▸ SHORT PROBLEM: Reproduce every entry in the listing without alteration.

── PROVIDED DATA

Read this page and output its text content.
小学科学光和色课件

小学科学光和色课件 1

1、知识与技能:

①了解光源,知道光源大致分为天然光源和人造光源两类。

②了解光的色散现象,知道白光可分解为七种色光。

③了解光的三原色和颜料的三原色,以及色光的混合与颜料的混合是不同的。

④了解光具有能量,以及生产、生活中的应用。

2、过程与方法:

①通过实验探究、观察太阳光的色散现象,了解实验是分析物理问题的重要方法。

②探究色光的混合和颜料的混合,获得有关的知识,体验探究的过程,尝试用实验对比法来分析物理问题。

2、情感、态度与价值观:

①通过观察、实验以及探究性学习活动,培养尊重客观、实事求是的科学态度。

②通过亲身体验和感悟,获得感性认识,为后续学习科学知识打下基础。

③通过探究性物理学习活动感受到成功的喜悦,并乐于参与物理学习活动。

────

▸ SOLUTION:
Read this page and output its text content.
小学科学光和色课件

小学科学光和色课件 1

1、知识与技能:

①了解光源,知道光源大致分为天然光源和人造光源两类。

②了解光的色散现象,知道白光可分解为七种色光。

③了解光的三原色和颜料的三原色,以及色光的混合与颜料的混合是不同的。

④了解光具有能量,以及生产、生活中的应用。

2、过程与方法:

①通过实验探究、观察太阳光的色散现象,了解实验是分析物理问题的重要方法。

②探究色光的混合和颜料的混合,获得有关的知识,体验探究的过程,尝试用实验对比法来分析物理问题。

2、情感、态度与价值观:

①通过观察、实验以及探究性学习活动,培养尊重客观、实事求是的科学态度。

②通过亲身体验和感悟,获得感性认识,为后续学习科学知识打下基础。

③通过探究性物理学习活动感受到成功的喜悦,并乐于参与物理学习活动。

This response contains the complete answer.